Enunciado 1: Extraia dos registros cada linha que contenha a palavra "correct", levando em conta maiúsculas e minúsculas.

Por Ricardo Kotscho, em seu blog:
Há duas corridas eleitorais paralelas hoje em disputa no Brasil.
Uma se dá no plano político-partidário em que a base aliada do governo Michel Temer ainda busca encontrar um candidato de centro viável capaz de enfrentar Lula e Bolsonaro nas urnas em outubro.
Outra corre no Judiciário, no mercado e na grande mídia para impedir Lula de ser candidato, e já tem data e local marcado para a grande decisão: 24 de janeiro, no Tribunal Regional Federal da 4ª Região, em Porto Alegre.
À medida em que se aproxima o dia do julgamento do recurso do ex-presidente contra a sua condenação a 9 anos e seis meses de prisão em primeira instância, novos atores entram em cena, tornando o desfecho absolutamente imprevisível.
Primeiro, o prefeito tucano de Porto Alegre, Nelson Marchesan Jr. solicitou ao presidente Temer o envio de tropas do Exército e da Força Nacional para impedir manifestações em defesa do ex-presidente no dia do julgamento.
O pedido foi sumariamente recusado pelo governo federal, mas neste sábado o portal do Estadão informa que um vídeo divulgado esta semana por João Pedro Stédile, líder do Movimento dos Sem Terra, convocando os militantes para atos de protesto antes, durante e após o julgamento, “acendeu a luz de alerta” dos serviços de inteligência das Forças Armadas.

Dados de entrada:
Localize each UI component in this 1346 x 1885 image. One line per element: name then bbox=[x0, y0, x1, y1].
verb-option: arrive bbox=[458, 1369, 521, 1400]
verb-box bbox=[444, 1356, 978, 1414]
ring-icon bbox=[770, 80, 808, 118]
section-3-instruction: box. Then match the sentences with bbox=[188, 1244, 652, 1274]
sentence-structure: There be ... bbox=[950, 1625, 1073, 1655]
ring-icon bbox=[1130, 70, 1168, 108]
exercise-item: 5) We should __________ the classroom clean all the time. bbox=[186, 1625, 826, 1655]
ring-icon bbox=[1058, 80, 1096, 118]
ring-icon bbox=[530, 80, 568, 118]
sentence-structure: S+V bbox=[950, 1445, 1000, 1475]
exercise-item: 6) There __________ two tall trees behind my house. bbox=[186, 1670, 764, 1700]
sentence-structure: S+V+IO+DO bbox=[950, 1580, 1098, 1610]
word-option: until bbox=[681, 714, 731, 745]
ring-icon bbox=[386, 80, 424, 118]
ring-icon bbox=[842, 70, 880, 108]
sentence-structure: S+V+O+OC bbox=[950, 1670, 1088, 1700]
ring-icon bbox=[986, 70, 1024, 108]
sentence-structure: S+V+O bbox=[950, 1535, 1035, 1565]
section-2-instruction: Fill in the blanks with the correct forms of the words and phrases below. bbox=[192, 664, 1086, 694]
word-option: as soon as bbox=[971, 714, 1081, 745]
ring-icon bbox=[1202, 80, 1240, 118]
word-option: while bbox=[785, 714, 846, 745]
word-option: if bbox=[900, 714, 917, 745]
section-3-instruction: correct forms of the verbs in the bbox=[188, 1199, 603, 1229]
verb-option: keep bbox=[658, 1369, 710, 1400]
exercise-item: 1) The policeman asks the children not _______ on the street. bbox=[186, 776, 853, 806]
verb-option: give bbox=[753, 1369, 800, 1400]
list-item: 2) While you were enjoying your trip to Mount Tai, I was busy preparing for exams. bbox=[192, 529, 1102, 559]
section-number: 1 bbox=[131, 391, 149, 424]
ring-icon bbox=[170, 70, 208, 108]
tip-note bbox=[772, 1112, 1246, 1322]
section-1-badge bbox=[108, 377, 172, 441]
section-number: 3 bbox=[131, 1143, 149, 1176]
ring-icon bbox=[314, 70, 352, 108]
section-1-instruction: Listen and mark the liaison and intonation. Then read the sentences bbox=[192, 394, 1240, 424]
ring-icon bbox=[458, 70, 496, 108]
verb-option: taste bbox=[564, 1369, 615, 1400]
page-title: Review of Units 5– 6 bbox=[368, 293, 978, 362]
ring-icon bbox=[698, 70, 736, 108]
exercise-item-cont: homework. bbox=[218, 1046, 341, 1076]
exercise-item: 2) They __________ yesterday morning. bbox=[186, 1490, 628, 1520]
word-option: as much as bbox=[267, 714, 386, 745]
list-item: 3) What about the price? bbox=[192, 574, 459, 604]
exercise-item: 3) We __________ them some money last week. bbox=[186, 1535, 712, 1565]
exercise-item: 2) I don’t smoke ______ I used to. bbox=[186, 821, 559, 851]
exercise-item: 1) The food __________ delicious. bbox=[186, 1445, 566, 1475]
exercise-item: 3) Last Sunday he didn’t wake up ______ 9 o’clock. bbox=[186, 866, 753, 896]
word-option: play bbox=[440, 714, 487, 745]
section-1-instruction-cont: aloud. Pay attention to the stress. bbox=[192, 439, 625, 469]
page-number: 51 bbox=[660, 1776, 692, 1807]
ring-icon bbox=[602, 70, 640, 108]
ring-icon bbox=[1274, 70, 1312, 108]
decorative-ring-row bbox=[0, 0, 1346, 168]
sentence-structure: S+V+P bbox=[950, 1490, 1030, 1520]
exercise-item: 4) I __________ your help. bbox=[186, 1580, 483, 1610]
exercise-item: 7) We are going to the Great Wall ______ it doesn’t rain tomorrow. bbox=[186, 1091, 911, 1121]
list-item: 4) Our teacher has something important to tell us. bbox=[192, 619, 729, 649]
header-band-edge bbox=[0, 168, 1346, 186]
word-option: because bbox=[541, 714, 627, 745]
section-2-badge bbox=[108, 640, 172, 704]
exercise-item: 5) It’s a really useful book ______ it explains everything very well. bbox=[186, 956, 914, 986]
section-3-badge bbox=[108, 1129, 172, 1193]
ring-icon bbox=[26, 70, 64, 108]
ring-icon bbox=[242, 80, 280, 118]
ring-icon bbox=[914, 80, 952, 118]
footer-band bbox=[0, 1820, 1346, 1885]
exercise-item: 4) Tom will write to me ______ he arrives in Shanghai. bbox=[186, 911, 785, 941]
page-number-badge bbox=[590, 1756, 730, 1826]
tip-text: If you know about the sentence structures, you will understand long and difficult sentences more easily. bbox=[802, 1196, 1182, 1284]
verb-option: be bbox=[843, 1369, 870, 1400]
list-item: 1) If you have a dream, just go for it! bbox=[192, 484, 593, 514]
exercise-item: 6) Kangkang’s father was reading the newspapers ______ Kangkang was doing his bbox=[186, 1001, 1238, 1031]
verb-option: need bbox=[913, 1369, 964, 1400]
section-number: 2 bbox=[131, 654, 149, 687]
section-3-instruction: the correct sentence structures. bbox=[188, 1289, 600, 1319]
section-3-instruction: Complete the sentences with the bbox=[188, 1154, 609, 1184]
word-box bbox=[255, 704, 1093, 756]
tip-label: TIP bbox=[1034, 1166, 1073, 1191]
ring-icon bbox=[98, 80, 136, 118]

Enunciado 2: Segundo o texto sobre as corridas eleitorais, em que data e em que tribunal será julgado o recurso de Lula?

Resposta 1:
section-2-instruction: Fill in the blanks with the correct forms of the words and phrases below. bbox=[192, 664, 1086, 694]
section-3-instruction: correct forms of the verbs in the bbox=[188, 1199, 603, 1229]
section-3-instruction: the correct sentence structures. bbox=[188, 1289, 600, 1319]

Resposta 2: Em 24 de janeiro, no Tribunal Regional Federal da 4ª Região, em Porto Alegre.